Read the lines that follow and pick out every one containing the word "Martínez".

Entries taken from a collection
┏━━
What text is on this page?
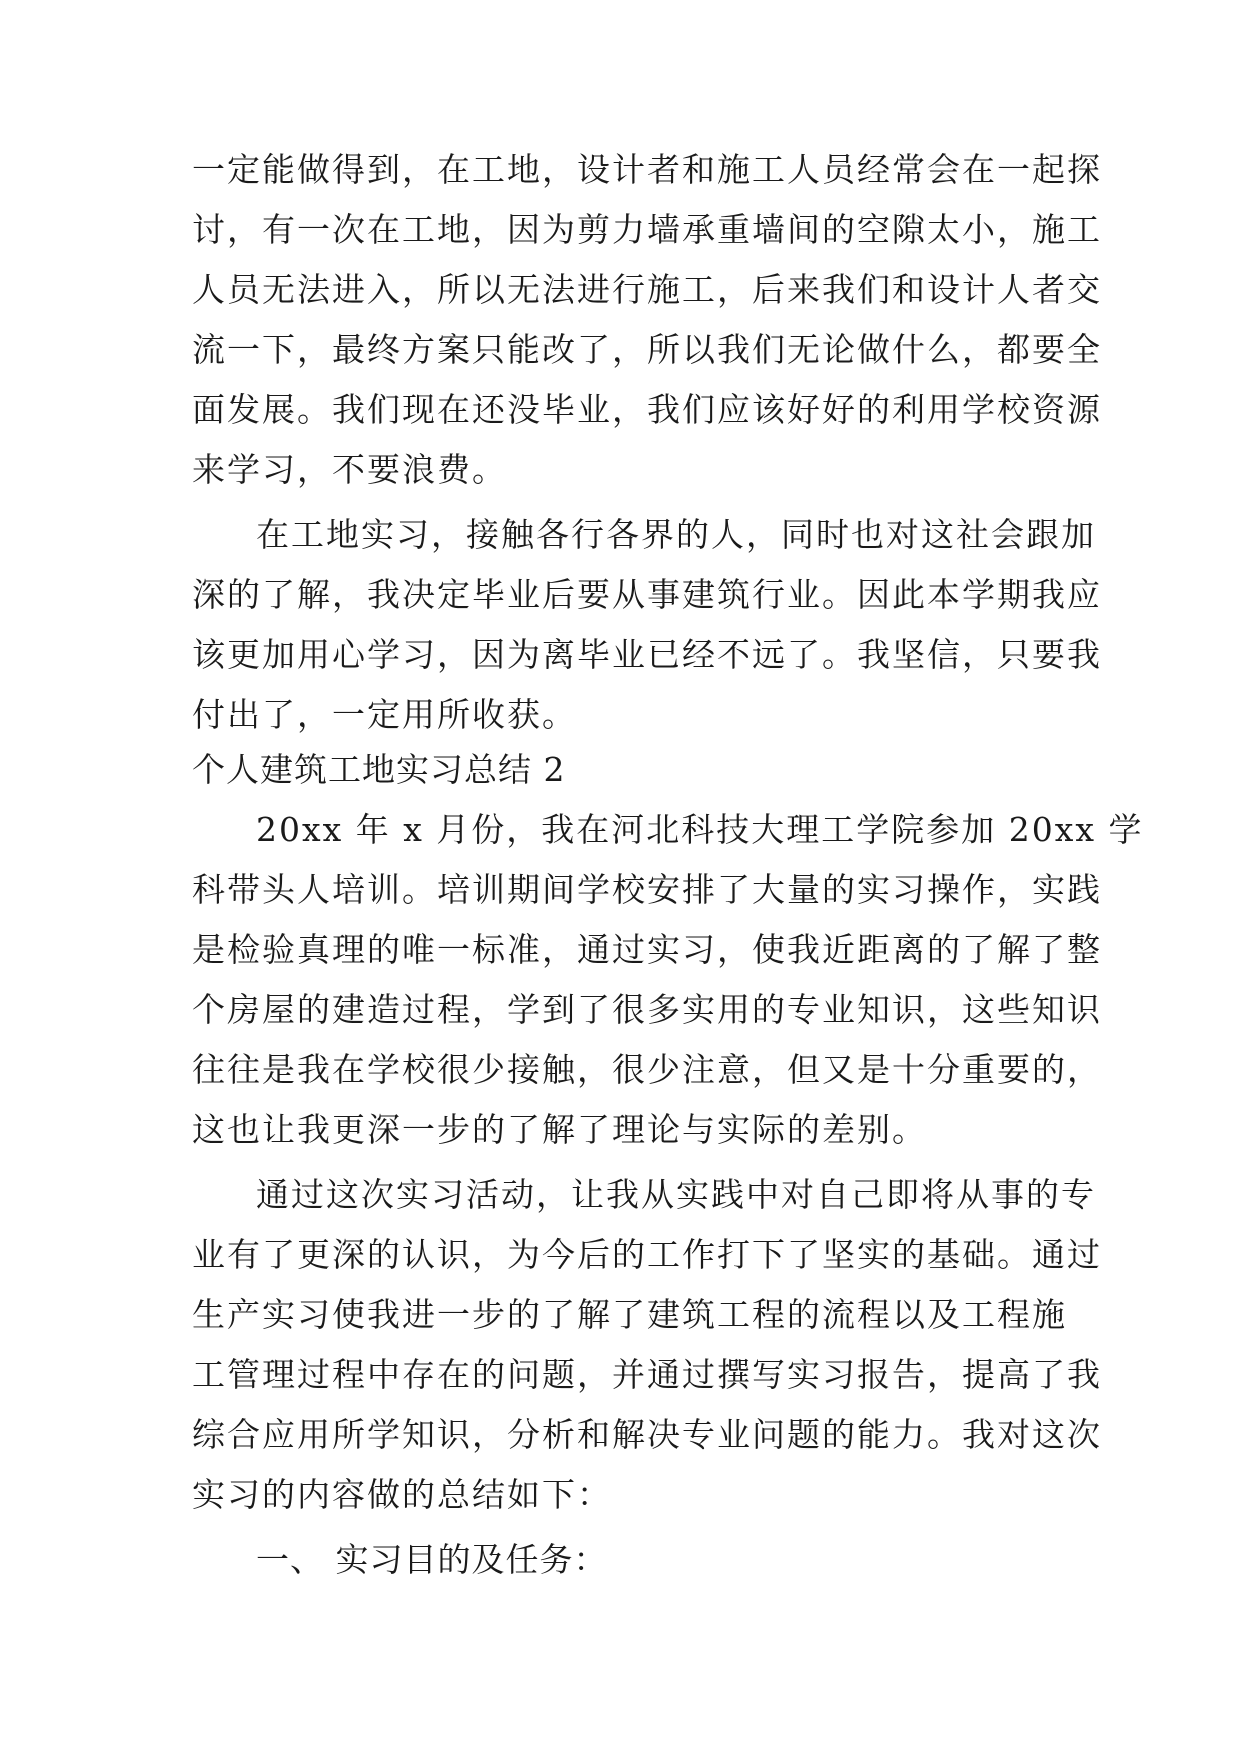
一定能做得到，在工地，设计者和施工人员经常会在一起探
讨，有一次在工地，因为剪力墙承重墙间的空隙太小，施工
人员无法进入，所以无法进行施工，后来我们和设计人者交
流一下，最终方案只能改了，所以我们无论做什么，都要全
面发展。我们现在还没毕业，我们应该好好的利用学校资源
来学习，不要浪费。
在工地实习，接触各行各界的人，同时也对这社会跟加
深的了解，我决定毕业后要从事建筑行业。因此本学期我应
该更加用心学习，因为离毕业已经不远了。我坚信，只要我
付出了，一定用所收获。
个人建筑工地实习总结 2
20xx 年 x 月份，我在河北科技大理工学院参加 20xx 学
科带头人培训。培训期间学校安排了大量的实习操作，实践
是检验真理的唯一标准，通过实习，使我近距离的了解了整
个房屋的建造过程，学到了很多实用的专业知识，这些知识
往往是我在学校很少接触，很少注意，但又是十分重要的，
这也让我更深一步的了解了理论与实际的差别。
通过这次实习活动，让我从实践中对自己即将从事的专
业有了更深的认识，为今后的工作打下了坚实的基础。通过
生产实习使我进一步的了解了建筑工程的流程以及工程施
工管理过程中存在的问题，并通过撰写实习报告，提高了我
综合应用所学知识，分析和解决专业问题的能力。我对这次
实习的内容做的总结如下：
一、 实习目的及任务：
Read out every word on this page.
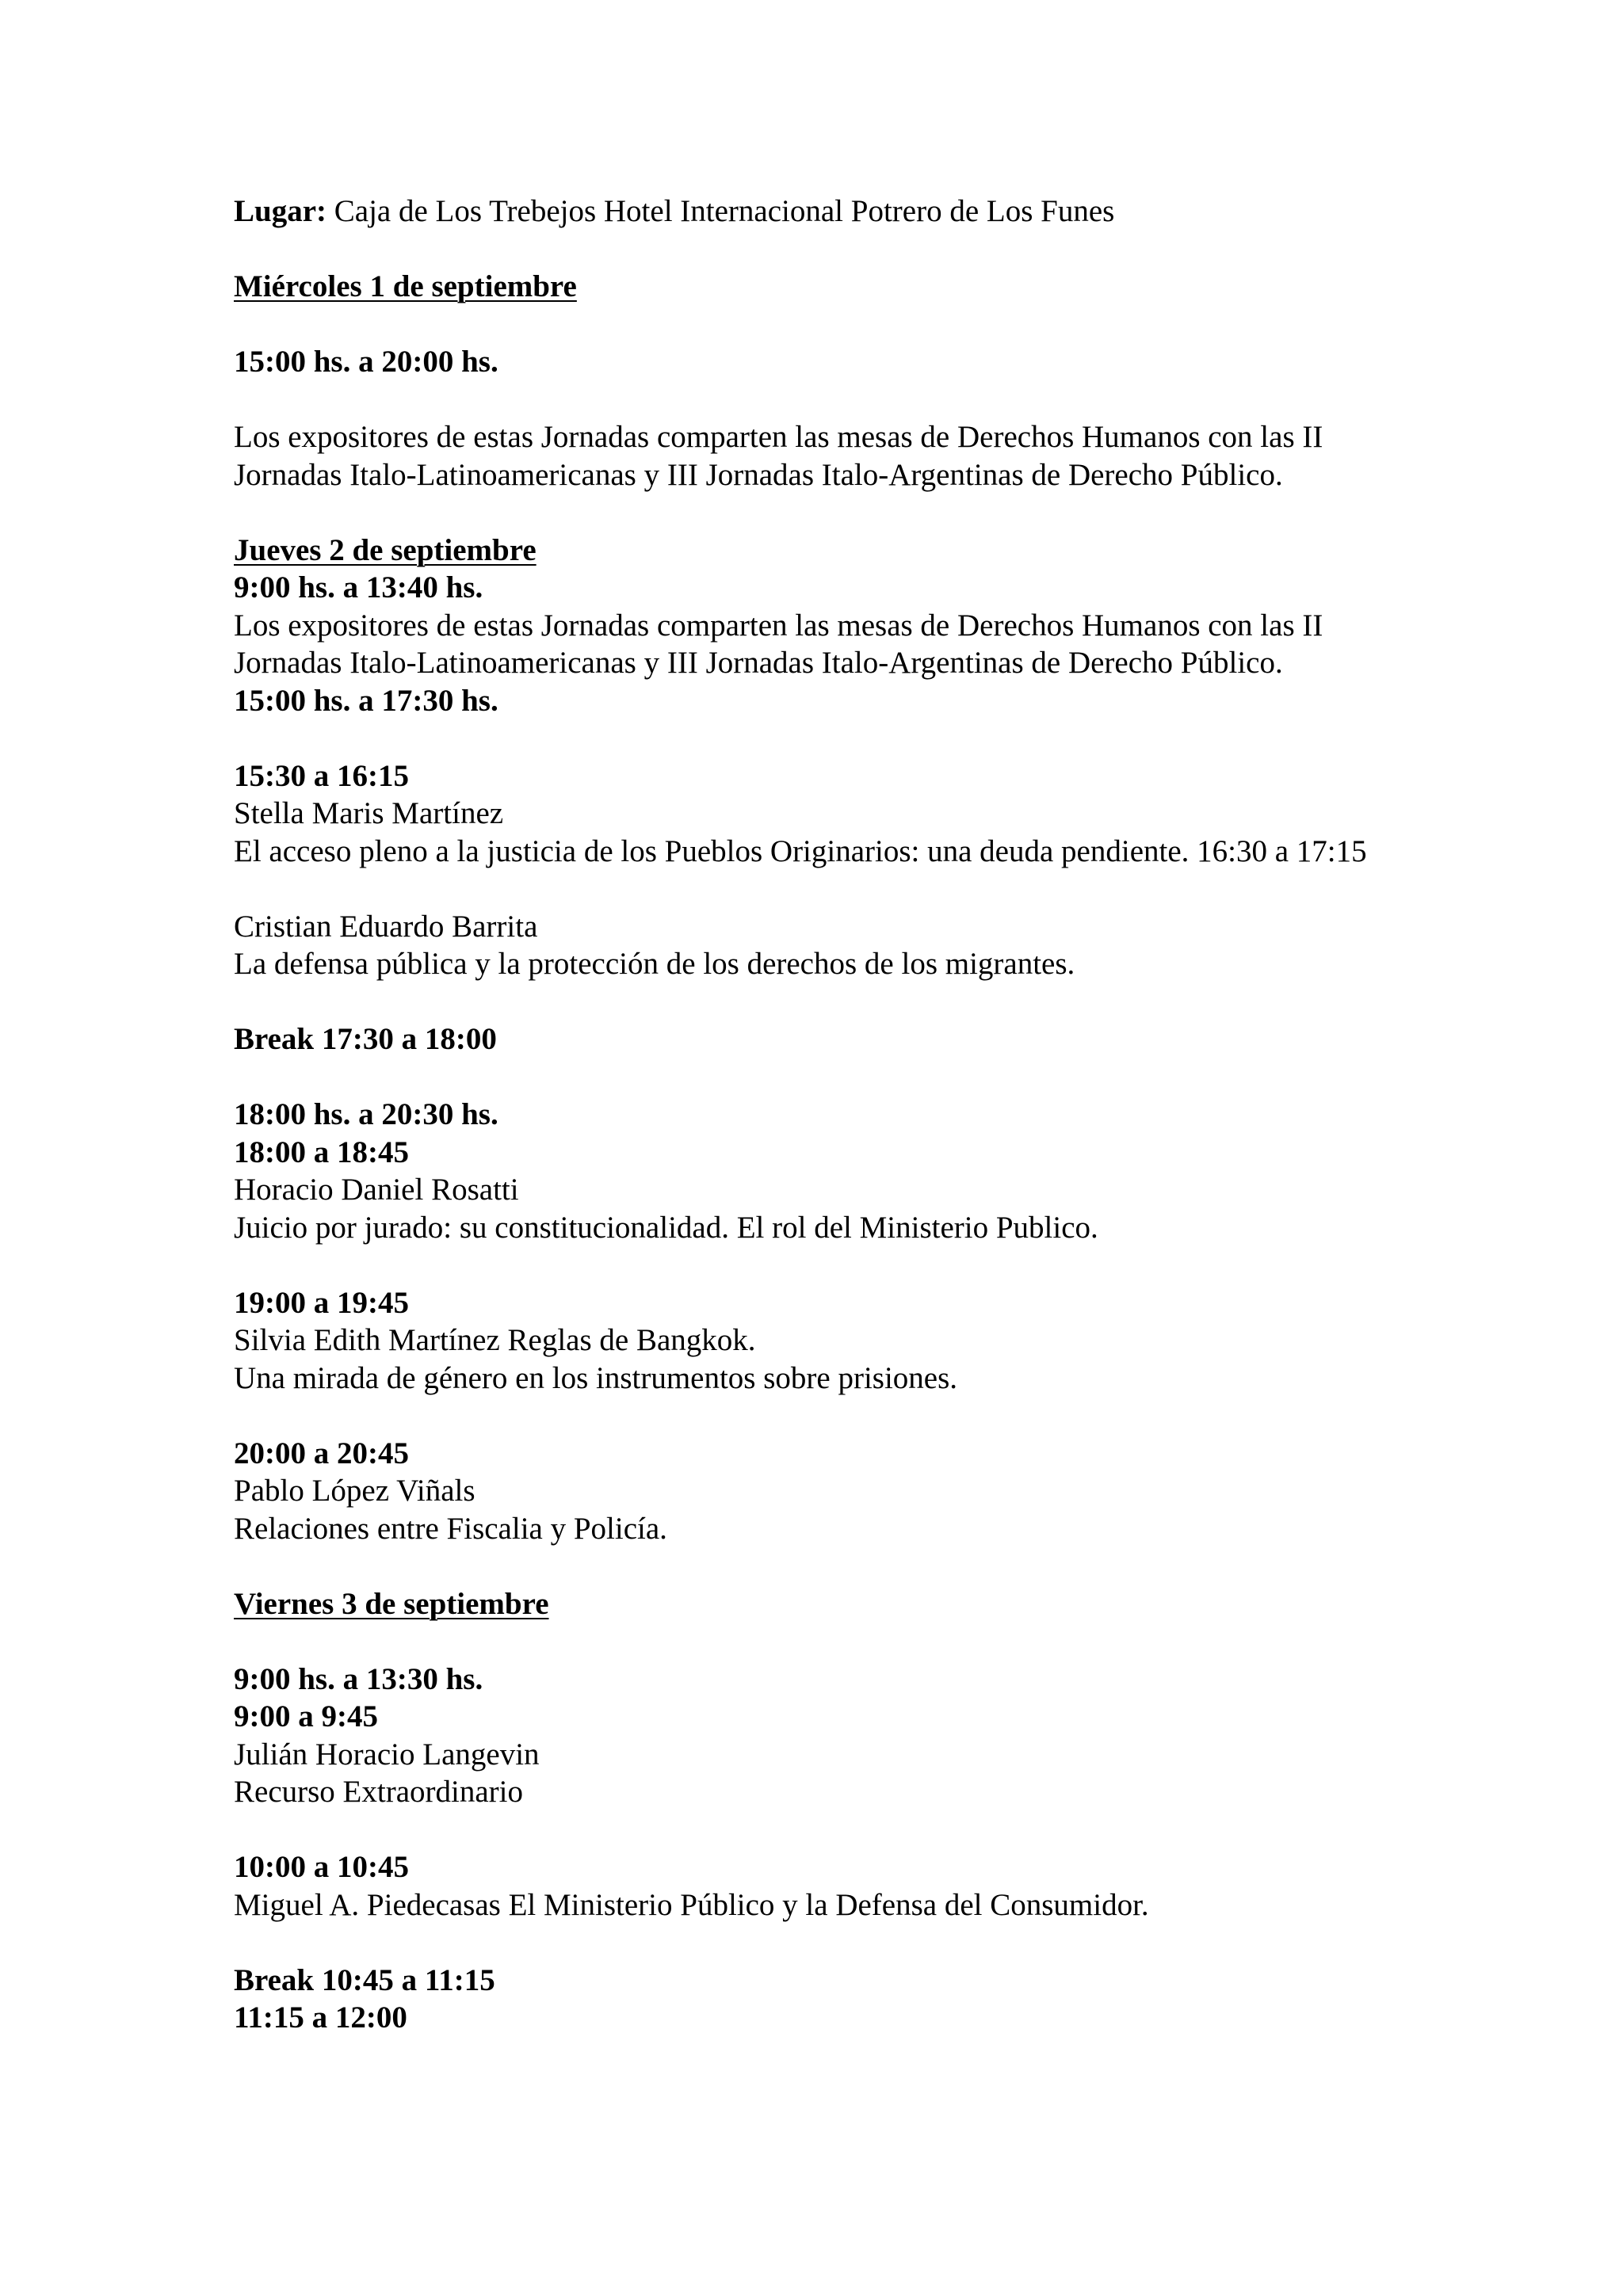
Lugar: Caja de Los Trebejos Hotel Internacional Potrero de Los Funes
Miércoles 1 de septiembre
15:00 hs. a 20:00 hs.
Los expositores de estas Jornadas comparten las mesas de Derechos Humanos con las II
Jornadas Italo-Latinoamericanas y III Jornadas Italo-Argentinas de Derecho Público.
Jueves 2 de septiembre
9:00 hs. a 13:40 hs.
Los expositores de estas Jornadas comparten las mesas de Derechos Humanos con las II
Jornadas Italo-Latinoamericanas y III Jornadas Italo-Argentinas de Derecho Público.
15:00 hs. a 17:30 hs.
15:30 a 16:15
Stella Maris Martínez
El acceso pleno a la justicia de los Pueblos Originarios: una deuda pendiente. 16:30 a 17:15
Cristian Eduardo Barrita
La defensa pública y la protección de los derechos de los migrantes.
Break 17:30 a 18:00
18:00 hs. a 20:30 hs.
18:00 a 18:45
Horacio Daniel Rosatti
Juicio por jurado: su constitucionalidad. El rol del Ministerio Publico.
19:00 a 19:45
Silvia Edith Martínez Reglas de Bangkok.
Una mirada de género en los instrumentos sobre prisiones.
20:00 a 20:45
Pablo López Viñals
Relaciones entre Fiscalia y Policía.
Viernes 3 de septiembre
9:00 hs. a 13:30 hs.
9:00 a 9:45
Julián Horacio Langevin
Recurso Extraordinario
10:00 a 10:45
Miguel A. Piedecasas El Ministerio Público y la Defensa del Consumidor.
Break 10:45 a 11:15
11:15 a 12:00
┗━━
> _Response below_
Stella Maris Martínez
Silvia Edith Martínez Reglas de Bangkok.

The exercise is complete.